**Document section**

>> BEGIN

Article
08 Apr 2026

What Oliver Wyman found when it took a hard look at Guernsey

A leading global consulting firm recently undertook a deep dive into Guernsey’s financial services industry and its place in the world. What it reveals about Guernsey's competitive position should be of real interest to anyone involved in investment funds, insurance, private wealth, banking or pensions globally. 

The headline… Guernsey's strengths are not just holding up, they are becoming more relevant than ever. 

Oliver Wyman identified several core strengths which distinguished it from other international finance centres. At the foundation sits political, legal and tax stability  a combination that is increasingly rare in this world of conflict, geopolitical issues, mounting fiscal pressure and political division. Guernsey's common law certainty, consistent policy-base and neutral tax framework provide what the report describes as a dependable base for cross-border activity. Indeed Guernsey, as a self-governing independent jurisdiction with strong links to the UK, has been a rock of continuity for more than a thousand years. For fund sponsors, investors, insurers and international families, that predictability matters more than ever.

>> END

**Supplied entries**
>> BEGIN

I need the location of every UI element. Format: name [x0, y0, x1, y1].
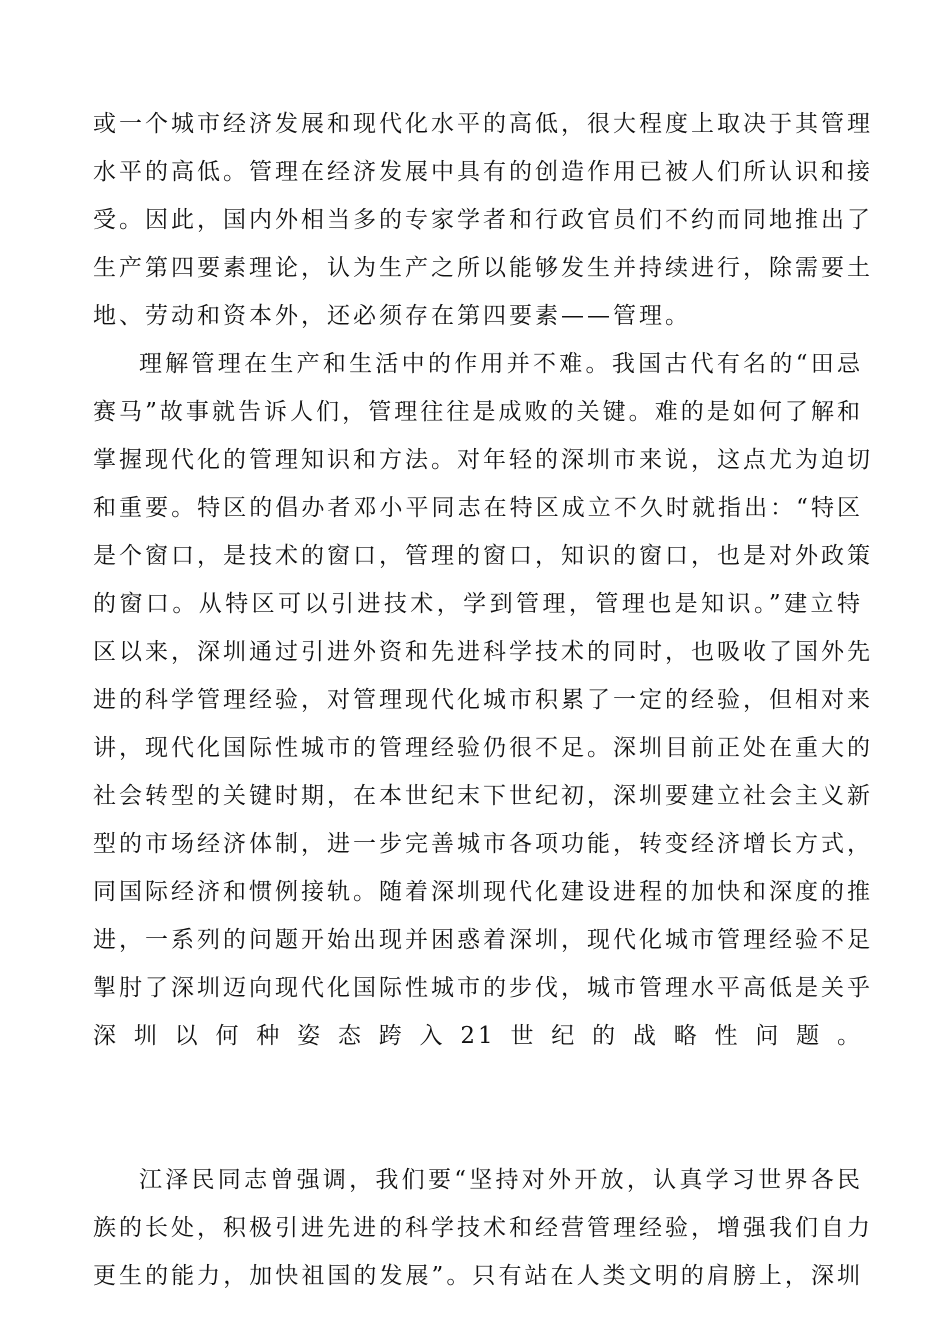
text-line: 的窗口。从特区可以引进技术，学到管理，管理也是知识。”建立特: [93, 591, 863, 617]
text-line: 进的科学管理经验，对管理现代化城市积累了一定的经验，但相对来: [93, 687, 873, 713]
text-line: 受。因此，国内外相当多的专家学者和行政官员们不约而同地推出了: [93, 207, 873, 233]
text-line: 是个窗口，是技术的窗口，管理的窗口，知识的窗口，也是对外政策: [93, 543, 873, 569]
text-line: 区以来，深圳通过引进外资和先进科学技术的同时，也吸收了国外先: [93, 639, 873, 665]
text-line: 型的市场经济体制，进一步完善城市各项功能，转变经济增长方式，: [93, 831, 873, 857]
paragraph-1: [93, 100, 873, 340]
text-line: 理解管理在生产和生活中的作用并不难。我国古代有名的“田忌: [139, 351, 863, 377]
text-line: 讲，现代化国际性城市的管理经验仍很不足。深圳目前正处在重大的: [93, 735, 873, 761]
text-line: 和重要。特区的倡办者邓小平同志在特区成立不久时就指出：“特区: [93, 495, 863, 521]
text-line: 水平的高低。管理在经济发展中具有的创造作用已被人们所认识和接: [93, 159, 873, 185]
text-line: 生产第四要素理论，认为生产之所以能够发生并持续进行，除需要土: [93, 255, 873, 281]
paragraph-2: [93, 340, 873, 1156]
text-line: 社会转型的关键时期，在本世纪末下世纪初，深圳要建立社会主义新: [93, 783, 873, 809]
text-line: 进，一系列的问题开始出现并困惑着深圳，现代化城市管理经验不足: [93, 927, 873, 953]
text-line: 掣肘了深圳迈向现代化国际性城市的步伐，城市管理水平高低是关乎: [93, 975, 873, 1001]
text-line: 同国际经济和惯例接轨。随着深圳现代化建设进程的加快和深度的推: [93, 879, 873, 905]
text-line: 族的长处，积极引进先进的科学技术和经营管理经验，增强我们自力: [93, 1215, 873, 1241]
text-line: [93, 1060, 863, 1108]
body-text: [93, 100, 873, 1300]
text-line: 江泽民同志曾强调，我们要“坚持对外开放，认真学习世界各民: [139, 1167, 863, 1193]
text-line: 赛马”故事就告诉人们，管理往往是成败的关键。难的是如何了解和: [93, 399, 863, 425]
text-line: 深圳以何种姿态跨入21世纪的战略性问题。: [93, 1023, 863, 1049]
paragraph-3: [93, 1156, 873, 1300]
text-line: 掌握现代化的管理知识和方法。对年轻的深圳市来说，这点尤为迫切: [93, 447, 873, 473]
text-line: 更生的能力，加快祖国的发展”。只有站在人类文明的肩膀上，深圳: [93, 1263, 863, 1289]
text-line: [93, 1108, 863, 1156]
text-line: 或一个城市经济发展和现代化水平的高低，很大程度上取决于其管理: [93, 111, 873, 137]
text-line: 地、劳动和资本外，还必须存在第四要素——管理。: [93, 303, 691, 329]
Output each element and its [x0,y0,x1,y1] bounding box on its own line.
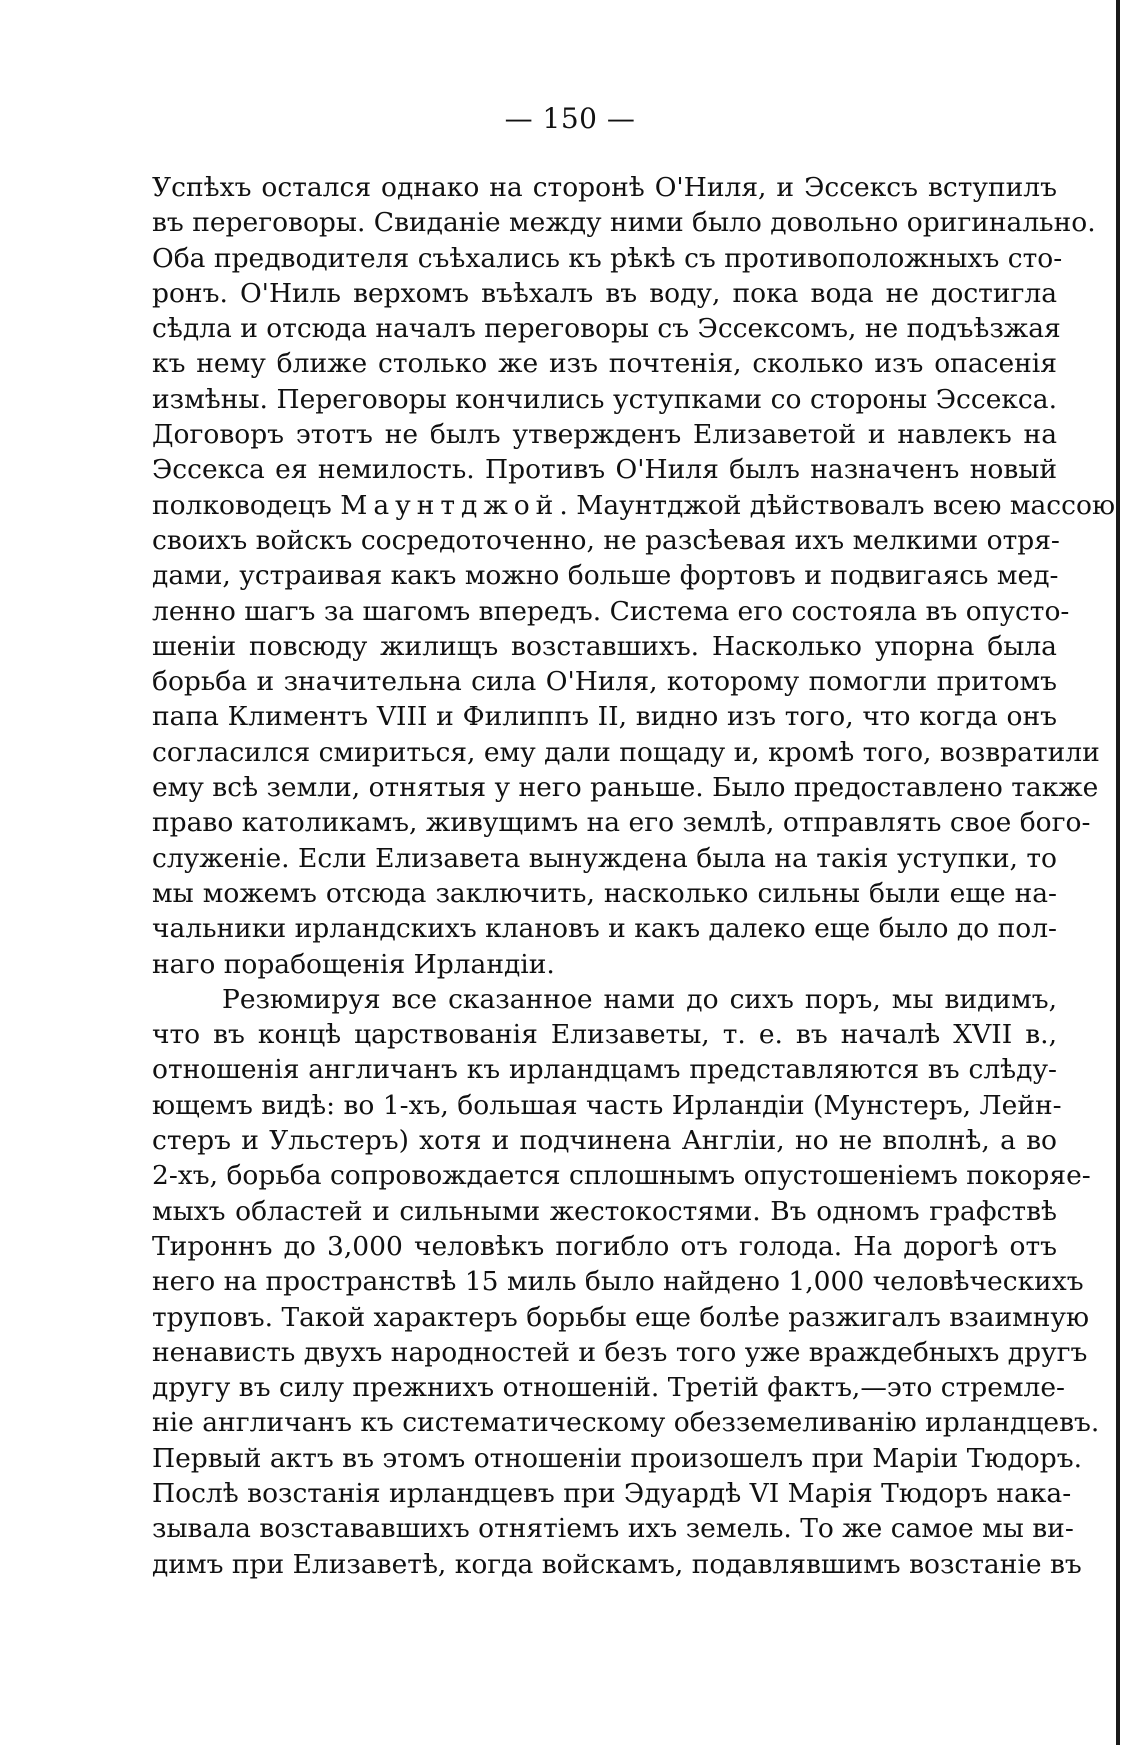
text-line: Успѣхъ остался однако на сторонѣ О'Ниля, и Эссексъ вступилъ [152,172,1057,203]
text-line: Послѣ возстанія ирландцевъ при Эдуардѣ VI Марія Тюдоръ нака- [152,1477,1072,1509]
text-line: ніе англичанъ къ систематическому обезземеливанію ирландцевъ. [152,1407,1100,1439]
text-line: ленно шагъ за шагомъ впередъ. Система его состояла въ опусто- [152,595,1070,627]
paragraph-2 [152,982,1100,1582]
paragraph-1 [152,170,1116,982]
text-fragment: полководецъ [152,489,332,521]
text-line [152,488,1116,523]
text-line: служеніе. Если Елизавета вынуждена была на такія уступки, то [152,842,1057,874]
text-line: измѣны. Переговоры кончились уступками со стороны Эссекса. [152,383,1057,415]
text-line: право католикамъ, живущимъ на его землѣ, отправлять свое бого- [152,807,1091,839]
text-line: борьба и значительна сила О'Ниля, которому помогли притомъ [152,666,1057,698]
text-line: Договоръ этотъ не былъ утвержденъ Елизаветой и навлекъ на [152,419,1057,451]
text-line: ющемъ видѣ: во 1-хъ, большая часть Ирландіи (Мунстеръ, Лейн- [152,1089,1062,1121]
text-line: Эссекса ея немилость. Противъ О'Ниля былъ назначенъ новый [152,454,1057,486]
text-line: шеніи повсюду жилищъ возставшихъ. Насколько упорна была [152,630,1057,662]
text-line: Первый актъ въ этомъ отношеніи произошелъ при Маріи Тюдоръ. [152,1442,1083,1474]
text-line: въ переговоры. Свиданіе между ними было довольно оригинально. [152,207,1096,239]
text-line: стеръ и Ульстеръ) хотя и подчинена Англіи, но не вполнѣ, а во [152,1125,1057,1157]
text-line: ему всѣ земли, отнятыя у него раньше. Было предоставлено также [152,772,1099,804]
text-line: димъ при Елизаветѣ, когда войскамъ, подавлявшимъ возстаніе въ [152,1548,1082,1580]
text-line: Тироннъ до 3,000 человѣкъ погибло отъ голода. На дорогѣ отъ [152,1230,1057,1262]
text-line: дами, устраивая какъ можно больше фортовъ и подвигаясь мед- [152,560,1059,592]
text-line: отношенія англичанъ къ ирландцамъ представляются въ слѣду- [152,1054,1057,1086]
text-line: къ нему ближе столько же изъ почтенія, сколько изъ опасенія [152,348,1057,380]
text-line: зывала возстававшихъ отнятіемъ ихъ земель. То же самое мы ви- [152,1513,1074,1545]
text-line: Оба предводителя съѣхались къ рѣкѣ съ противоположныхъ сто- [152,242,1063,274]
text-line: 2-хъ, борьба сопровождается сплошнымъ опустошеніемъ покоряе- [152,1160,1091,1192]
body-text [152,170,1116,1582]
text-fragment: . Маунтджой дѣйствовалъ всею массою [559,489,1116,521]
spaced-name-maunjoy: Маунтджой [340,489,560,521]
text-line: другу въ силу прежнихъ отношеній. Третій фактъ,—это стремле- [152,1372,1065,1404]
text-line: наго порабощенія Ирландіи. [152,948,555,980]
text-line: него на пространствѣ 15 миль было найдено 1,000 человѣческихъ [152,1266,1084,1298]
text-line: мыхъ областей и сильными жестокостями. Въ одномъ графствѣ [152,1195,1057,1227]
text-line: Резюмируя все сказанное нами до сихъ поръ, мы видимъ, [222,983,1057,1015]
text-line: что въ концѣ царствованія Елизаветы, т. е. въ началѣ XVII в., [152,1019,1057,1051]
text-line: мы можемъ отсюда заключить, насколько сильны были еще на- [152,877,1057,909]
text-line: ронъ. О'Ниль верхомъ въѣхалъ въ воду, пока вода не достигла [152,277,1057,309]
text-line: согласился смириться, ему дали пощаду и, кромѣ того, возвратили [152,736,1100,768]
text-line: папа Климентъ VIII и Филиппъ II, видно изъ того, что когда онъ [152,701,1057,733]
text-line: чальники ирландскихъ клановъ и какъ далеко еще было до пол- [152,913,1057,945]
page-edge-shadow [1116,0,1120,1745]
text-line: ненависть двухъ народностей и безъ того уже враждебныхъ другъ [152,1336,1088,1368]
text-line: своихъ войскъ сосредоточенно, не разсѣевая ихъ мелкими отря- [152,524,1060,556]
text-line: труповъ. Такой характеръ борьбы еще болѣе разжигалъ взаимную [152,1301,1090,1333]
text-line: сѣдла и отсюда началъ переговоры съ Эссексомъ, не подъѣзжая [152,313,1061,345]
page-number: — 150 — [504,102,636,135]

>> END

Please reproduce the passage of the Guernsey article starting with "What Oliver Wyman" and going on through "more relevant than ever.", word for word.

What Oliver Wyman found when it took a hard look at Guernsey

A leading global consulting firm recently undertook a deep dive into Guernsey’s financial services industry and its place in the world. What it reveals about Guernsey's competitive position should be of real interest to anyone involved in investment funds, insurance, private wealth, banking or pensions globally. 

The headline… Guernsey's strengths are not just holding up, they are becoming more relevant than ever.